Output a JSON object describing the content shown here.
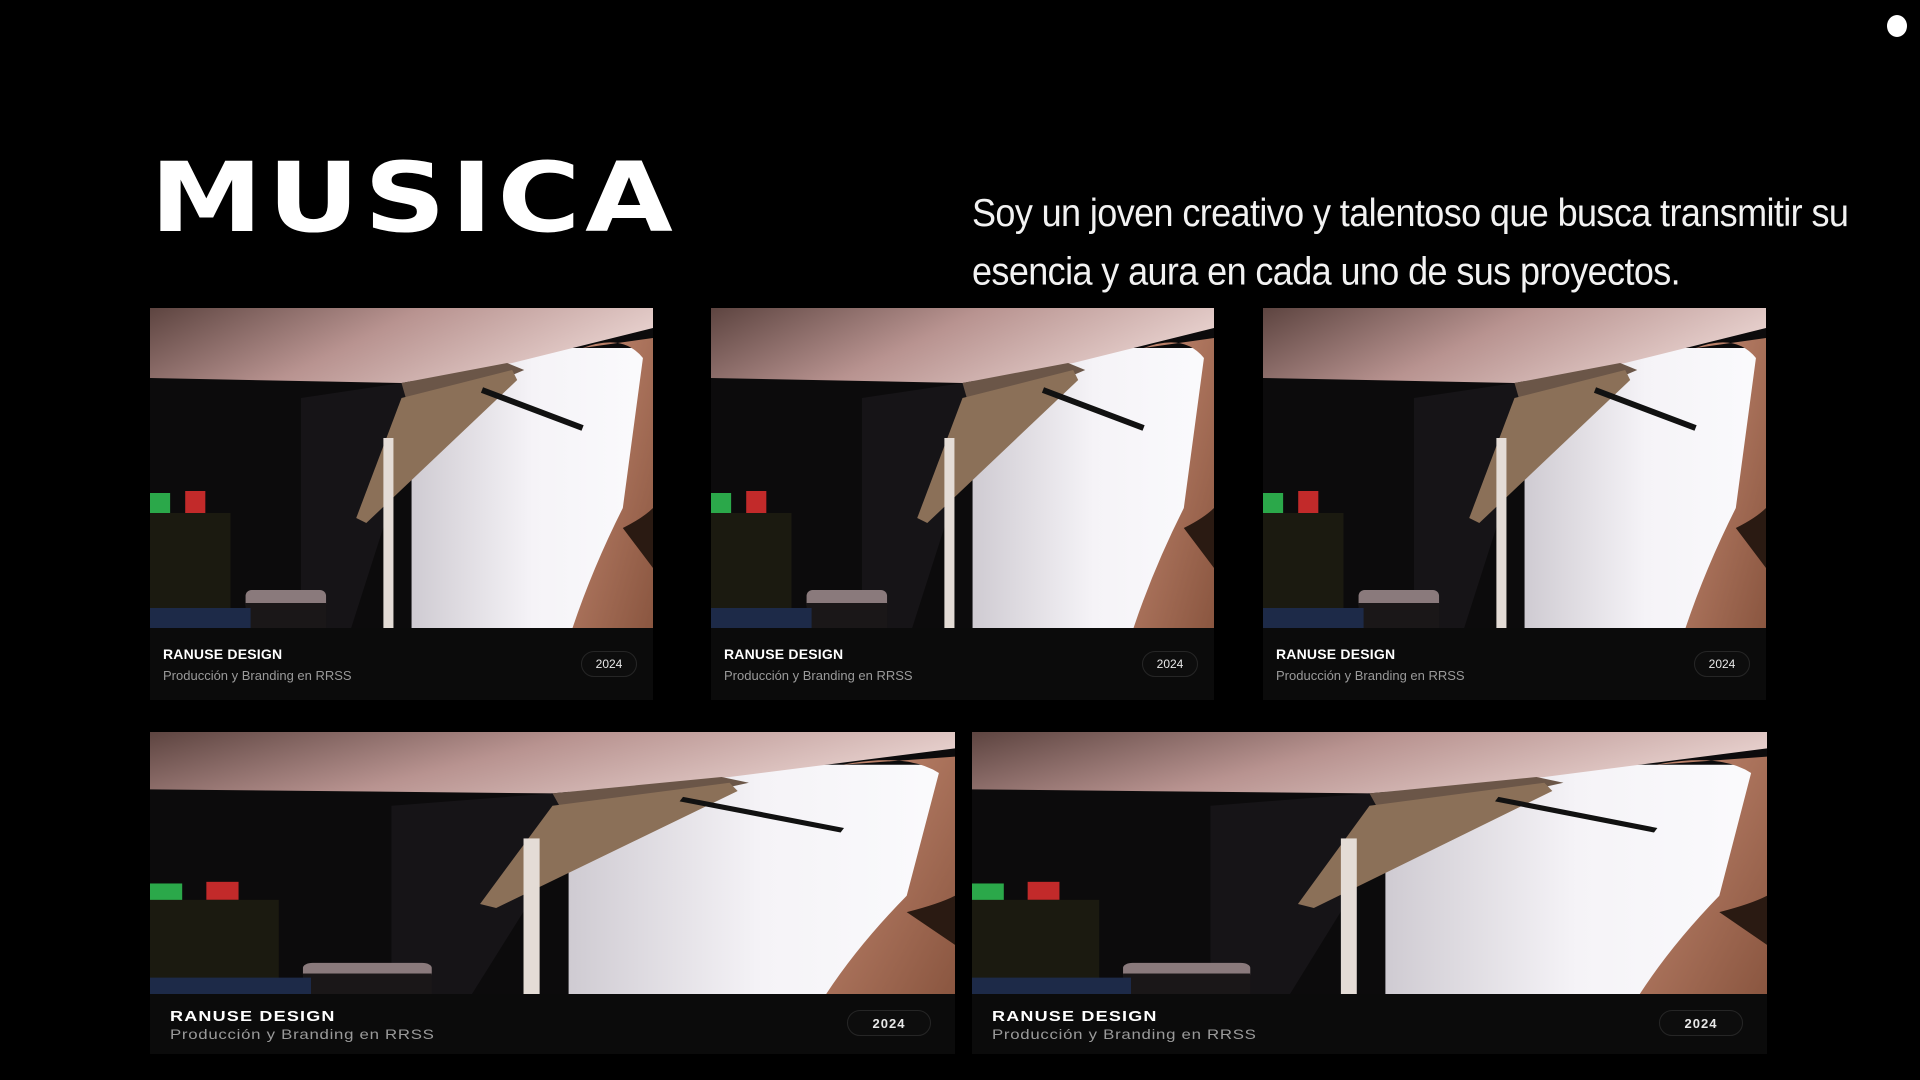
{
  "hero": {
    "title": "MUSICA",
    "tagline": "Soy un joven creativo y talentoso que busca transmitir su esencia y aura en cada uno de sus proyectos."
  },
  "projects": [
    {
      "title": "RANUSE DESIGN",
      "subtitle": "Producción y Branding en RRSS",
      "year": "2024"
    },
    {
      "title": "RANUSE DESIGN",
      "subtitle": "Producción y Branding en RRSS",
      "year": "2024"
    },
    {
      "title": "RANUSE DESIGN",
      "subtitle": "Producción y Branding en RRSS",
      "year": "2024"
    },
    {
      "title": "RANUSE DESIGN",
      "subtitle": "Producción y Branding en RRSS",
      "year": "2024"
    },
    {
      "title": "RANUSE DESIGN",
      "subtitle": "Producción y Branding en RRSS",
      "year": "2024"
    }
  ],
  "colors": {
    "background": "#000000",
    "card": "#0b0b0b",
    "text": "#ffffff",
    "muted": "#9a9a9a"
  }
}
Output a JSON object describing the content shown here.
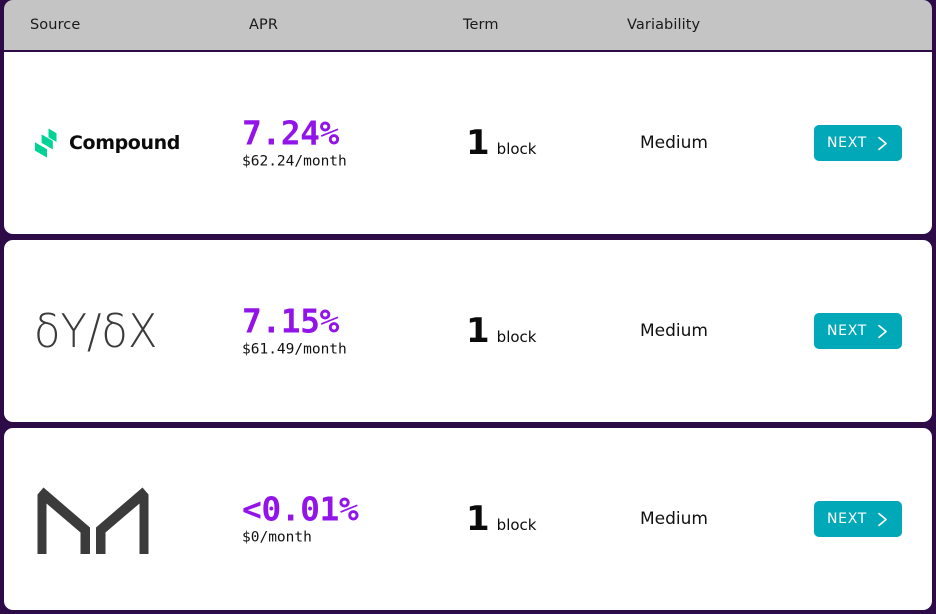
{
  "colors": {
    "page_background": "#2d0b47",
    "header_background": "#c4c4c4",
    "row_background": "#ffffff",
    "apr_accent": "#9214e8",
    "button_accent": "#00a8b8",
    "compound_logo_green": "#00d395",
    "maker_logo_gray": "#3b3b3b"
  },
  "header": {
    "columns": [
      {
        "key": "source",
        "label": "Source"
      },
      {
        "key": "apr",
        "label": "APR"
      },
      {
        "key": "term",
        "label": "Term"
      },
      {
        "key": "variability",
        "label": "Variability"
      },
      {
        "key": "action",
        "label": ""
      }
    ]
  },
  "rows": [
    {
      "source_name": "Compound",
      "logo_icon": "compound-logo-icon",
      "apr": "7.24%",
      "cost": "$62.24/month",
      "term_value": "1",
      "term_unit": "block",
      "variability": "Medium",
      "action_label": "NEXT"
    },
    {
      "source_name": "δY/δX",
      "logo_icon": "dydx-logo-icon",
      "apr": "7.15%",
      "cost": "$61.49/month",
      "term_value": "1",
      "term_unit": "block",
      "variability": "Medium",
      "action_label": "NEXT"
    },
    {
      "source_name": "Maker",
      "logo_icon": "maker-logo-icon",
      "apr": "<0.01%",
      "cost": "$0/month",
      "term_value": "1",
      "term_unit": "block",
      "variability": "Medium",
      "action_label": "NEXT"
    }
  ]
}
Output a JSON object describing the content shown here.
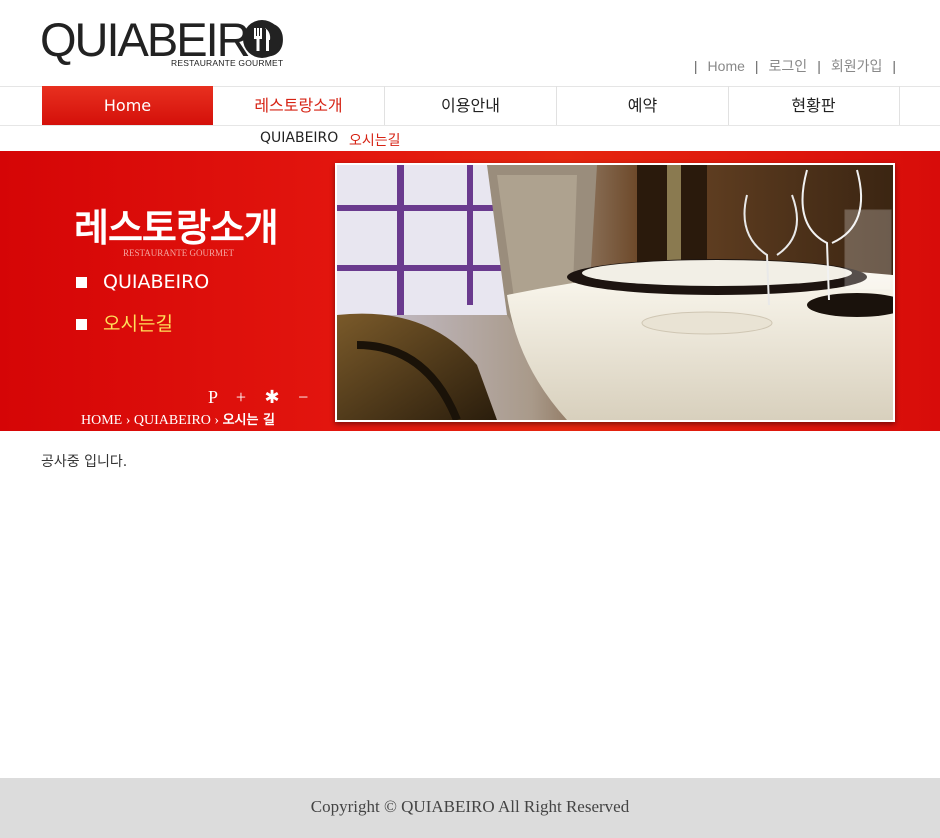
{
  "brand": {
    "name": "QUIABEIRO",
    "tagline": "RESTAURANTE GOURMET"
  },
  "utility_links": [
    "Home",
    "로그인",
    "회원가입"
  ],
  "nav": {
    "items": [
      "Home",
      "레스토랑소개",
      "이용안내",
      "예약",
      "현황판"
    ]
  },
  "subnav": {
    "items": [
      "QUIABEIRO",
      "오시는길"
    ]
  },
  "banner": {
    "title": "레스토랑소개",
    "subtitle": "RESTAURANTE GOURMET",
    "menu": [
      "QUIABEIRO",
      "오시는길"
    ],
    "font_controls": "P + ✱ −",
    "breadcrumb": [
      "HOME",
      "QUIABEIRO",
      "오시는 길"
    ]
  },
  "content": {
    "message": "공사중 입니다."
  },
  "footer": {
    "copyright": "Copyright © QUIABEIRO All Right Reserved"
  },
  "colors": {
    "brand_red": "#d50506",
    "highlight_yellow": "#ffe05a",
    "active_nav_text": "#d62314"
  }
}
○ ○ ○ ○ ○ ○ ○
Reproduce all of the material exactly, apart from the pictures.

**Written answer**
Output a JSON object describing the content shown here.
{
  "hero": {
    "title": "MUSICA",
    "tagline": "Soy un joven creativo y talentoso que busca transmitir su esencia y aura en cada uno de sus proyectos."
  },
  "projects": [
    {
      "title": "RANUSE DESIGN",
      "subtitle": "Producción y Branding en RRSS",
      "year": "2024"
    },
    {
      "title": "RANUSE DESIGN",
      "subtitle": "Producción y Branding en RRSS",
      "year": "2024"
    },
    {
      "title": "RANUSE DESIGN",
      "subtitle": "Producción y Branding en RRSS",
      "year": "2024"
    },
    {
      "title": "RANUSE DESIGN",
      "subtitle": "Producción y Branding en RRSS",
      "year": "2024"
    },
    {
      "title": "RANUSE DESIGN",
      "subtitle": "Producción y Branding en RRSS",
      "year": "2024"
    }
  ],
  "colors": {
    "background": "#000000",
    "card": "#0b0b0b",
    "text": "#ffffff",
    "muted": "#9a9a9a"
  }
}
Output a JSON object describing the content shown here.
{
  "colors": {
    "page_background": "#2d0b47",
    "header_background": "#c4c4c4",
    "row_background": "#ffffff",
    "apr_accent": "#9214e8",
    "button_accent": "#00a8b8",
    "compound_logo_green": "#00d395",
    "maker_logo_gray": "#3b3b3b"
  },
  "header": {
    "columns": [
      {
        "key": "source",
        "label": "Source"
      },
      {
        "key": "apr",
        "label": "APR"
      },
      {
        "key": "term",
        "label": "Term"
      },
      {
        "key": "variability",
        "label": "Variability"
      },
      {
        "key": "action",
        "label": ""
      }
    ]
  },
  "rows": [
    {
      "source_name": "Compound",
      "logo_icon": "compound-logo-icon",
      "apr": "7.24%",
      "cost": "$62.24/month",
      "term_value": "1",
      "term_unit": "block",
      "variability": "Medium",
      "action_label": "NEXT"
    },
    {
      "source_name": "δY/δX",
      "logo_icon": "dydx-logo-icon",
      "apr": "7.15%",
      "cost": "$61.49/month",
      "term_value": "1",
      "term_unit": "block",
      "variability": "Medium",
      "action_label": "NEXT"
    },
    {
      "source_name": "Maker",
      "logo_icon": "maker-logo-icon",
      "apr": "<0.01%",
      "cost": "$0/month",
      "term_value": "1",
      "term_unit": "block",
      "variability": "Medium",
      "action_label": "NEXT"
    }
  ]
}
Output a JSON object describing the content shown here.
{
  "brand": {
    "name": "QUIABEIRO",
    "tagline": "RESTAURANTE GOURMET"
  },
  "utility_links": [
    "Home",
    "로그인",
    "회원가입"
  ],
  "nav": {
    "items": [
      "Home",
      "레스토랑소개",
      "이용안내",
      "예약",
      "현황판"
    ]
  },
  "subnav": {
    "items": [
      "QUIABEIRO",
      "오시는길"
    ]
  },
  "banner": {
    "title": "레스토랑소개",
    "subtitle": "RESTAURANTE GOURMET",
    "menu": [
      "QUIABEIRO",
      "오시는길"
    ],
    "font_controls": "P + ✱ −",
    "breadcrumb": [
      "HOME",
      "QUIABEIRO",
      "오시는 길"
    ]
  },
  "content": {
    "message": "공사중 입니다."
  },
  "footer": {
    "copyright": "Copyright © QUIABEIRO All Right Reserved"
  },
  "colors": {
    "brand_red": "#d50506",
    "highlight_yellow": "#ffe05a",
    "active_nav_text": "#d62314"
  }
}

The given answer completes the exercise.